Data entries.

▽

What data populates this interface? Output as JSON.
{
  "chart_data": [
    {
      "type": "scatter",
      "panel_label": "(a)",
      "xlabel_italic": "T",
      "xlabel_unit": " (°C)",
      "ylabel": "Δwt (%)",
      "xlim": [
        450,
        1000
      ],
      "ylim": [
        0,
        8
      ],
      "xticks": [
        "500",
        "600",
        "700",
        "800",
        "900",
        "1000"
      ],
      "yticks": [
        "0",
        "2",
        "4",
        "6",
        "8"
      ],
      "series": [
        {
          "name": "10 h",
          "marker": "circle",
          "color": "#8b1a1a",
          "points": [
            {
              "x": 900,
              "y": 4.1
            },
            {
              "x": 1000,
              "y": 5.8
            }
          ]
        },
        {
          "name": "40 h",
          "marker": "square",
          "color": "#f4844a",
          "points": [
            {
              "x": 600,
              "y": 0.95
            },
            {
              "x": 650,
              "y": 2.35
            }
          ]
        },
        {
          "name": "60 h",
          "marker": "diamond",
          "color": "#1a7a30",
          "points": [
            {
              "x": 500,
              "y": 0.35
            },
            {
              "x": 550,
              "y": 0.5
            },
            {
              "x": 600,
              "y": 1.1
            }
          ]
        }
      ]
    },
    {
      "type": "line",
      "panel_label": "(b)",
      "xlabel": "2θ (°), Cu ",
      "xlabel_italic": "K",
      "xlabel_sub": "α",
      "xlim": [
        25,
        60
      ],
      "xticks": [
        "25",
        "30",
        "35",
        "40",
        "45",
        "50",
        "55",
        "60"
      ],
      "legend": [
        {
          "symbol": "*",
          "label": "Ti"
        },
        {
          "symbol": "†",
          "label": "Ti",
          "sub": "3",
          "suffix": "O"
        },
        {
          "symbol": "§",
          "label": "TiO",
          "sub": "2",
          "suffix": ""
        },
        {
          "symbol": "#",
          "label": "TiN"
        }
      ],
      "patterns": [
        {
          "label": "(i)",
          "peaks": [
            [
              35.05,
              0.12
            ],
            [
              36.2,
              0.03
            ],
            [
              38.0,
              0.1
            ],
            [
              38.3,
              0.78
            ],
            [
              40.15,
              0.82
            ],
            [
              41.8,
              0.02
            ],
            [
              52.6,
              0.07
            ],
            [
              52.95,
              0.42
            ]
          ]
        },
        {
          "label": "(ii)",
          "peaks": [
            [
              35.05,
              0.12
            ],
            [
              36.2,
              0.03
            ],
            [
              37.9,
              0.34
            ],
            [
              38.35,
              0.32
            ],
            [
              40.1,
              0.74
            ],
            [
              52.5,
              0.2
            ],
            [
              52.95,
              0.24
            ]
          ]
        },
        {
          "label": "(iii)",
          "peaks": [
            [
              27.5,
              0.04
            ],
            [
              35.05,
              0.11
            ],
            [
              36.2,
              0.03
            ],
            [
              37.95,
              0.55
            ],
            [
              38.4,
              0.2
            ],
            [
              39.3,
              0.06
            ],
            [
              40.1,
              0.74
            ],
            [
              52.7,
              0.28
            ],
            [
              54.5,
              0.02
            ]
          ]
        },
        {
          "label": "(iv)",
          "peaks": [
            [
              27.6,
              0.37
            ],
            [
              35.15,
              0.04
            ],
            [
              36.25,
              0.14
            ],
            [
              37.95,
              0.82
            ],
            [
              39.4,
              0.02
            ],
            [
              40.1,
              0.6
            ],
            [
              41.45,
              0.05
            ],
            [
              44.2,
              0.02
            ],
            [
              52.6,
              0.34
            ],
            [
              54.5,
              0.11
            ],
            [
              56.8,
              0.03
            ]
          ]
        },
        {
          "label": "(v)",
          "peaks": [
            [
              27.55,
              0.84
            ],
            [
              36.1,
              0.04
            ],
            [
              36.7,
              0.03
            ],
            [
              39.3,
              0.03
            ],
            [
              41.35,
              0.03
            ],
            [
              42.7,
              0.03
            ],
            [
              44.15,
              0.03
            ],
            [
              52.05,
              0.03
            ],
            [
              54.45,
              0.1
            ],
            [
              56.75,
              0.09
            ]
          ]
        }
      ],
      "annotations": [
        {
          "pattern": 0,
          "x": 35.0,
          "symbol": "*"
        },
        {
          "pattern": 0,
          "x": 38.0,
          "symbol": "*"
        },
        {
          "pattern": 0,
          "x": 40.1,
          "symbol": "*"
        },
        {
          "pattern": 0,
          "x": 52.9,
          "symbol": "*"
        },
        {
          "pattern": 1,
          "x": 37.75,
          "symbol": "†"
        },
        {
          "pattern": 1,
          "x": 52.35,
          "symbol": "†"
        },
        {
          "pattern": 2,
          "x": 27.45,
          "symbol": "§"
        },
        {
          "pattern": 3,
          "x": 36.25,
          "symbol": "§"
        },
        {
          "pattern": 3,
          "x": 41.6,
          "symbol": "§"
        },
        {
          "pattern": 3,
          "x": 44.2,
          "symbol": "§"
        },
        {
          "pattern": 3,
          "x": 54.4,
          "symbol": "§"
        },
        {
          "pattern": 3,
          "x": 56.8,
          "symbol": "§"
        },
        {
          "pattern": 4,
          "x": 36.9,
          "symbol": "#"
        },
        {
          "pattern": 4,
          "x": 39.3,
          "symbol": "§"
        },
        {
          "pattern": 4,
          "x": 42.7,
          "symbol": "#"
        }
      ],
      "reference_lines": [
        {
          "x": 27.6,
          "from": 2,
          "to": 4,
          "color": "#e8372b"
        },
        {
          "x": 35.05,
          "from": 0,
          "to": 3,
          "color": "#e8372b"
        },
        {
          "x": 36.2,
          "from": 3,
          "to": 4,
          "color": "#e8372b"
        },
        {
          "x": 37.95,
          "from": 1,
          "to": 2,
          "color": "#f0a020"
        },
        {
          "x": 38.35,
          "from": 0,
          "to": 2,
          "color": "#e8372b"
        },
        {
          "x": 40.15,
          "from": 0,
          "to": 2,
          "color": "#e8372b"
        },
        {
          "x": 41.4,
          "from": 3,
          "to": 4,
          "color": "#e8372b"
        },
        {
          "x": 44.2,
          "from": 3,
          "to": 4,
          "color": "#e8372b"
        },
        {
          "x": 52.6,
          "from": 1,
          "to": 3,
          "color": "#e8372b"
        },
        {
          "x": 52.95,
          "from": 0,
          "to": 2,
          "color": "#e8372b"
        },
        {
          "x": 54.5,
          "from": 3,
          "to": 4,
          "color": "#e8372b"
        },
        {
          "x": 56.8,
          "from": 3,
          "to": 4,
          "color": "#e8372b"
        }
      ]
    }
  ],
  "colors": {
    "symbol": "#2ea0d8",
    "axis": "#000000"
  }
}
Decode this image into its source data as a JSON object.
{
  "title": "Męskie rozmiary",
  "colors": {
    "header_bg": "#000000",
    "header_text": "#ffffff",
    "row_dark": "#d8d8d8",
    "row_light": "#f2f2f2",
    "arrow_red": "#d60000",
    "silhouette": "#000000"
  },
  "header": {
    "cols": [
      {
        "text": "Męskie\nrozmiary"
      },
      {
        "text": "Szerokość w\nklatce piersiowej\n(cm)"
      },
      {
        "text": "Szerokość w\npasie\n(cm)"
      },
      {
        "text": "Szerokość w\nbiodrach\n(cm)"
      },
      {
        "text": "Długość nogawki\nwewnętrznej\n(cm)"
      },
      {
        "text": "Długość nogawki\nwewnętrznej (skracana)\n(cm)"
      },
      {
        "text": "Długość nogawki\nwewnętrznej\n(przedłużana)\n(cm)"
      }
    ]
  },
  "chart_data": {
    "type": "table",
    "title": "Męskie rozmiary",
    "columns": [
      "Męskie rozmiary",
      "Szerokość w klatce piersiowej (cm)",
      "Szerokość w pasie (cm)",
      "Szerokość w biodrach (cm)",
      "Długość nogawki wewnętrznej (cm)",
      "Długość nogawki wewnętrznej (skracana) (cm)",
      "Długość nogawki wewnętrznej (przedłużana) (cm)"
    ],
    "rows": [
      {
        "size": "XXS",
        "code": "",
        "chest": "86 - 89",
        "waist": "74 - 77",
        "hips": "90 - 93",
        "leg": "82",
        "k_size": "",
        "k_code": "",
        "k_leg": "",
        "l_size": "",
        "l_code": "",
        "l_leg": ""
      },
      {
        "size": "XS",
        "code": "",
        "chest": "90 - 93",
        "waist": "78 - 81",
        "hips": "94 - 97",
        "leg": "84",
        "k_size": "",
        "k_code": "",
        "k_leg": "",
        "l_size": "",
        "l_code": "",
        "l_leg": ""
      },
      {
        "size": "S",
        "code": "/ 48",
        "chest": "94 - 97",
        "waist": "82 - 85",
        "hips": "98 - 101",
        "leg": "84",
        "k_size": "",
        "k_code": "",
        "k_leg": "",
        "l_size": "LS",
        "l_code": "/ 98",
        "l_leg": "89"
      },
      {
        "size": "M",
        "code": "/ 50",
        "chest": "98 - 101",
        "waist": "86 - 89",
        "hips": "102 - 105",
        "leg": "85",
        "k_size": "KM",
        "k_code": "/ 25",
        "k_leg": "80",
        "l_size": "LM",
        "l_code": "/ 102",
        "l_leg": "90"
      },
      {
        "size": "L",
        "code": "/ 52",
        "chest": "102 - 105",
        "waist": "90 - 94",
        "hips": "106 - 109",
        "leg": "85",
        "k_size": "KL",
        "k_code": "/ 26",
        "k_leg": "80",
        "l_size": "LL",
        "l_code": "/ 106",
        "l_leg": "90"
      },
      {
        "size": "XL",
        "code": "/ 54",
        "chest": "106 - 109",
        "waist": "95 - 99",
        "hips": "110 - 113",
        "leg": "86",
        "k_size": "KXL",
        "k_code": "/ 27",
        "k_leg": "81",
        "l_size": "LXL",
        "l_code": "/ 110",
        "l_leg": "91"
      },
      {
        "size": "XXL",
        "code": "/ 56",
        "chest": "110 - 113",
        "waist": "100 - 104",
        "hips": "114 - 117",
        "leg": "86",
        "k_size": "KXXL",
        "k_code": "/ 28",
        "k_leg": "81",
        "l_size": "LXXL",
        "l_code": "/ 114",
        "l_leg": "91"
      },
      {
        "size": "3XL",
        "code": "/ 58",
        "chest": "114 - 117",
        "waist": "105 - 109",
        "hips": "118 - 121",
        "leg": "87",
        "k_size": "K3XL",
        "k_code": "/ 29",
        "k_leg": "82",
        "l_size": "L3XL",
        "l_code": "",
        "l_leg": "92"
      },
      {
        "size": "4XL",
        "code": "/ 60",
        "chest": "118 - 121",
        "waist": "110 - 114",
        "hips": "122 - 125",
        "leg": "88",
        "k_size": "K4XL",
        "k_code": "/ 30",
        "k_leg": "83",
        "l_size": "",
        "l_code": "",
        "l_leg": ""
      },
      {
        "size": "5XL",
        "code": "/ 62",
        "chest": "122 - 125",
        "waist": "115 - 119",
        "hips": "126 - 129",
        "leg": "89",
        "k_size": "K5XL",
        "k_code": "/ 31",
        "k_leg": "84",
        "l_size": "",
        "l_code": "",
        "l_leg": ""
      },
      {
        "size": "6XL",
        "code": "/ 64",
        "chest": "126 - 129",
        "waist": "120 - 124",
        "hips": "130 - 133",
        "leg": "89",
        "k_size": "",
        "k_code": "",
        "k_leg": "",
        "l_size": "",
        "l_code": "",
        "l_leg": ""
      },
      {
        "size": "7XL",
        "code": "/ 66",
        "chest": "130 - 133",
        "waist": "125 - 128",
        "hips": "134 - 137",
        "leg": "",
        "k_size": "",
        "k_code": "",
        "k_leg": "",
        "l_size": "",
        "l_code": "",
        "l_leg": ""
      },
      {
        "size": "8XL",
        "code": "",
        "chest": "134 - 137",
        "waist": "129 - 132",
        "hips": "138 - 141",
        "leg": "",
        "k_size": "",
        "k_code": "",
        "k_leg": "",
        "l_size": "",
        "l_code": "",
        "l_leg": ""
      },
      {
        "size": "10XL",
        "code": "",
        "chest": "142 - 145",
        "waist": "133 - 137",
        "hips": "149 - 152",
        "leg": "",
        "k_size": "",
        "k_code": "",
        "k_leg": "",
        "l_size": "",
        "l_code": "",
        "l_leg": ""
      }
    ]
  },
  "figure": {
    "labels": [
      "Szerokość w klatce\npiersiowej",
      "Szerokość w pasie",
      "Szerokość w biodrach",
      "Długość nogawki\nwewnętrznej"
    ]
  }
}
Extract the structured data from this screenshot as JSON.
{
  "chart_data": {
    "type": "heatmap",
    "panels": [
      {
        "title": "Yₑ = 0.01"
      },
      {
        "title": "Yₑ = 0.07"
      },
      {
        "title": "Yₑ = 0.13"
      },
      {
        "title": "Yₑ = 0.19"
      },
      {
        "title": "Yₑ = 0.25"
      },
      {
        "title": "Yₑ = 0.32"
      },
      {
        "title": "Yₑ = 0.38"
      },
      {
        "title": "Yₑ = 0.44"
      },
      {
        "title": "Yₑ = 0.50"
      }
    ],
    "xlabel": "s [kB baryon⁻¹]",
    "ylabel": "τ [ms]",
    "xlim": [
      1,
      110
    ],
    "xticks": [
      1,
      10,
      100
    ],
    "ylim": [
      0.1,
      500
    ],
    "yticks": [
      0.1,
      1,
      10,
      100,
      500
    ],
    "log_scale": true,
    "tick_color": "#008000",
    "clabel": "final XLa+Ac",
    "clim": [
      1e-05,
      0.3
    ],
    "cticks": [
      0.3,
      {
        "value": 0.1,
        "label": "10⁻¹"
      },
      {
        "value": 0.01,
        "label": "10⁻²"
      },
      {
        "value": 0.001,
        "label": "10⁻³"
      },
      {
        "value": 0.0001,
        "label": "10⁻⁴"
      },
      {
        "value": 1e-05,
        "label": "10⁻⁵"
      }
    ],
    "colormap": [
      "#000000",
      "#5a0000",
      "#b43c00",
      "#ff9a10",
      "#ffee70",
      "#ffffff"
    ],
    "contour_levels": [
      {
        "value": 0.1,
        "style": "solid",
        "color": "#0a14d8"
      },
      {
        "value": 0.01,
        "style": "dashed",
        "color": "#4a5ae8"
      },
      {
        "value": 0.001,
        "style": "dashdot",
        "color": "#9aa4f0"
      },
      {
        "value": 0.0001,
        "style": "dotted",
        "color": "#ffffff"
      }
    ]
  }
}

△

Directions. Repeat exactly the lines above, starting with the line that contains "Extract the structured" and ending with the last line, both included, and nothing else.

Reply to the exercise.
Extract the structured data from this screenshot as JSON.
{
  "chart_data": {
    "type": "heatmap",
    "panels": [
      {
        "title": "Yₑ = 0.01"
      },
      {
        "title": "Yₑ = 0.07"
      },
      {
        "title": "Yₑ = 0.13"
      },
      {
        "title": "Yₑ = 0.19"
      },
      {
        "title": "Yₑ = 0.25"
      },
      {
        "title": "Yₑ = 0.32"
      },
      {
        "title": "Yₑ = 0.38"
      },
      {
        "title": "Yₑ = 0.44"
      },
      {
        "title": "Yₑ = 0.50"
      }
    ],
    "xlabel": "s [kB baryon⁻¹]",
    "ylabel": "τ [ms]",
    "xlim": [
      1,
      110
    ],
    "xticks": [
      1,
      10,
      100
    ],
    "ylim": [
      0.1,
      500
    ],
    "yticks": [
      0.1,
      1,
      10,
      100,
      500
    ],
    "log_scale": true,
    "tick_color": "#008000",
    "clabel": "final XLa+Ac",
    "clim": [
      1e-05,
      0.3
    ],
    "cticks": [
      0.3,
      {
        "value": 0.1,
        "label": "10⁻¹"
      },
      {
        "value": 0.01,
        "label": "10⁻²"
      },
      {
        "value": 0.001,
        "label": "10⁻³"
      },
      {
        "value": 0.0001,
        "label": "10⁻⁴"
      },
      {
        "value": 1e-05,
        "label": "10⁻⁵"
      }
    ],
    "colormap": [
      "#000000",
      "#5a0000",
      "#b43c00",
      "#ff9a10",
      "#ffee70",
      "#ffffff"
    ],
    "contour_levels": [
      {
        "value": 0.1,
        "style": "solid",
        "color": "#0a14d8"
      },
      {
        "value": 0.01,
        "style": "dashed",
        "color": "#4a5ae8"
      },
      {
        "value": 0.001,
        "style": "dashdot",
        "color": "#9aa4f0"
      },
      {
        "value": 0.0001,
        "style": "dotted",
        "color": "#ffffff"
      }
    ]
  }
}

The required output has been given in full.